--- Objective ---
Restate exactly, and only, the lines from the one with "Convert this document image to plain text." through the end of the data, with both of those end lines kept. Drop any pictures.

--- Records provided ---
>> begin
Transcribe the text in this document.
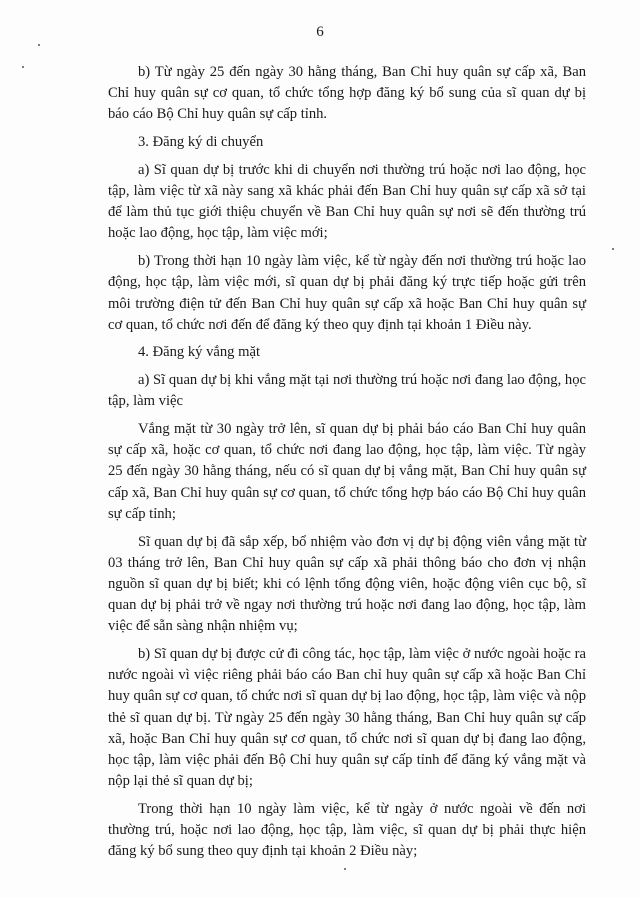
6

b) Từ ngày 25 đến ngày 30 hằng tháng, Ban Chỉ huy quân sự cấp xã, Ban Chỉ huy quân sự cơ quan, tổ chức tổng hợp đăng ký bổ sung của sĩ quan dự bị báo cáo Bộ Chỉ huy quân sự cấp tỉnh.

3. Đăng ký di chuyển

a) Sĩ quan dự bị trước khi di chuyển nơi thường trú hoặc nơi lao động, học tập, làm việc từ xã này sang xã khác phải đến Ban Chỉ huy quân sự cấp xã sở tại để làm thủ tục giới thiệu chuyển về Ban Chỉ huy quân sự nơi sẽ đến thường trú hoặc lao động, học tập, làm việc mới;

b) Trong thời hạn 10 ngày làm việc, kể từ ngày đến nơi thường trú hoặc lao động, học tập, làm việc mới, sĩ quan dự bị phải đăng ký trực tiếp hoặc gửi trên môi trường điện tử đến Ban Chỉ huy quân sự cấp xã hoặc Ban Chỉ huy quân sự cơ quan, tổ chức nơi đến để đăng ký theo quy định tại khoản 1 Điều này.

4. Đăng ký vắng mặt

a) Sĩ quan dự bị khi vắng mặt tại nơi thường trú hoặc nơi đang lao động, học tập, làm việc

Vắng mặt từ 30 ngày trở lên, sĩ quan dự bị phải báo cáo Ban Chỉ huy quân sự cấp xã, hoặc cơ quan, tổ chức nơi đang lao động, học tập, làm việc. Từ ngày 25 đến ngày 30 hằng tháng, nếu có sĩ quan dự bị vắng mặt, Ban Chỉ huy quân sự cấp xã, Ban Chỉ huy quân sự cơ quan, tổ chức tổng hợp báo cáo Bộ Chỉ huy quân sự cấp tỉnh;

Sĩ quan dự bị đã sắp xếp, bổ nhiệm vào đơn vị dự bị động viên vắng mặt từ 03 tháng trở lên, Ban Chỉ huy quân sự cấp xã phải thông báo cho đơn vị nhận nguồn sĩ quan dự bị biết; khi có lệnh tổng động viên, hoặc động viên cục bộ, sĩ quan dự bị phải trở về ngay nơi thường trú hoặc nơi đang lao động, học tập, làm việc để sẵn sàng nhận nhiệm vụ;

b) Sĩ quan dự bị được cử đi công tác, học tập, làm việc ở nước ngoài hoặc ra nước ngoài vì việc riêng phải báo cáo Ban chỉ huy quân sự cấp xã hoặc Ban Chỉ huy quân sự cơ quan, tổ chức nơi sĩ quan dự bị lao động, học tập, làm việc và nộp thẻ sĩ quan dự bị. Từ ngày 25 đến ngày 30 hằng tháng, Ban Chỉ huy quân sự cấp xã, hoặc Ban Chỉ huy quân sự cơ quan, tổ chức nơi sĩ quan dự bị đang lao động, học tập, làm việc phải đến Bộ Chỉ huy quân sự cấp tỉnh để đăng ký vắng mặt và nộp lại thẻ sĩ quan dự bị;

Trong thời hạn 10 ngày làm việc, kể từ ngày ở nước ngoài về đến nơi thường trú, hoặc nơi lao động, học tập, làm việc, sĩ quan dự bị phải thực hiện đăng ký bổ sung theo quy định tại khoản 2 Điều này;
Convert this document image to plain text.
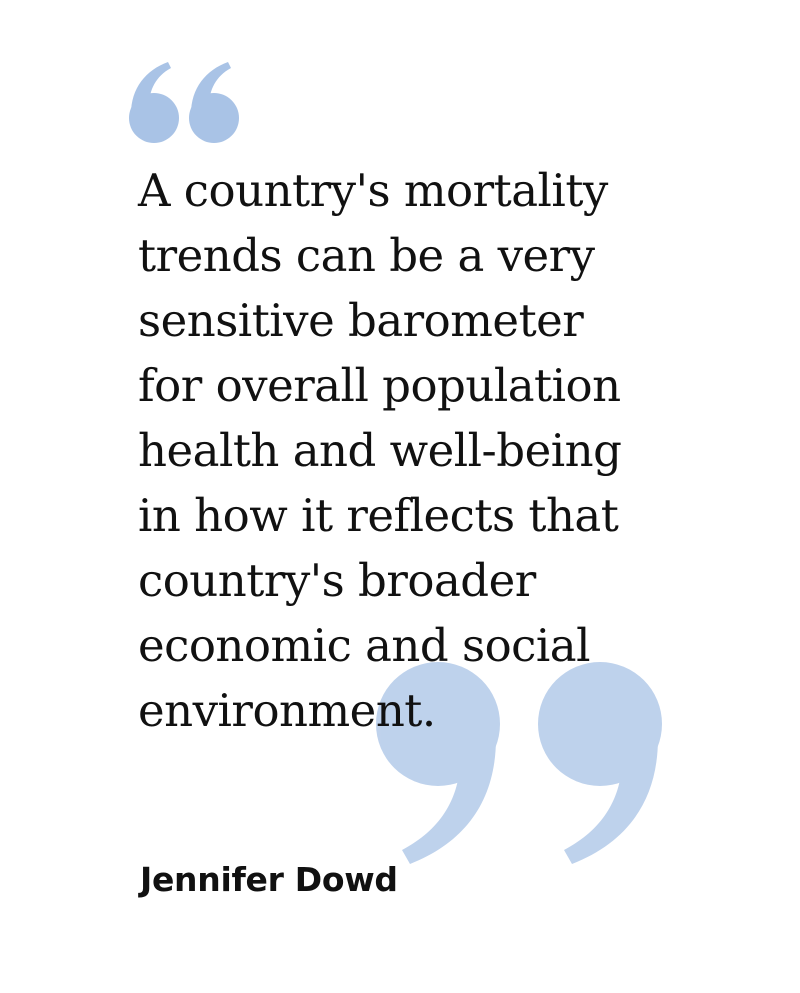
A country's mortality
trends can be a very
sensitive barometer
for overall population
health and well-being
in how it reflects that
country's broader
economic and social
environment.

Jennifer Dowd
>> end
--- Written solution ---
Convert this document image to plain text.
A country's mortality
trends can be a very
sensitive barometer
for overall population
health and well-being
in how it reflects that
country's broader
economic and social
environment.

Jennifer Dowd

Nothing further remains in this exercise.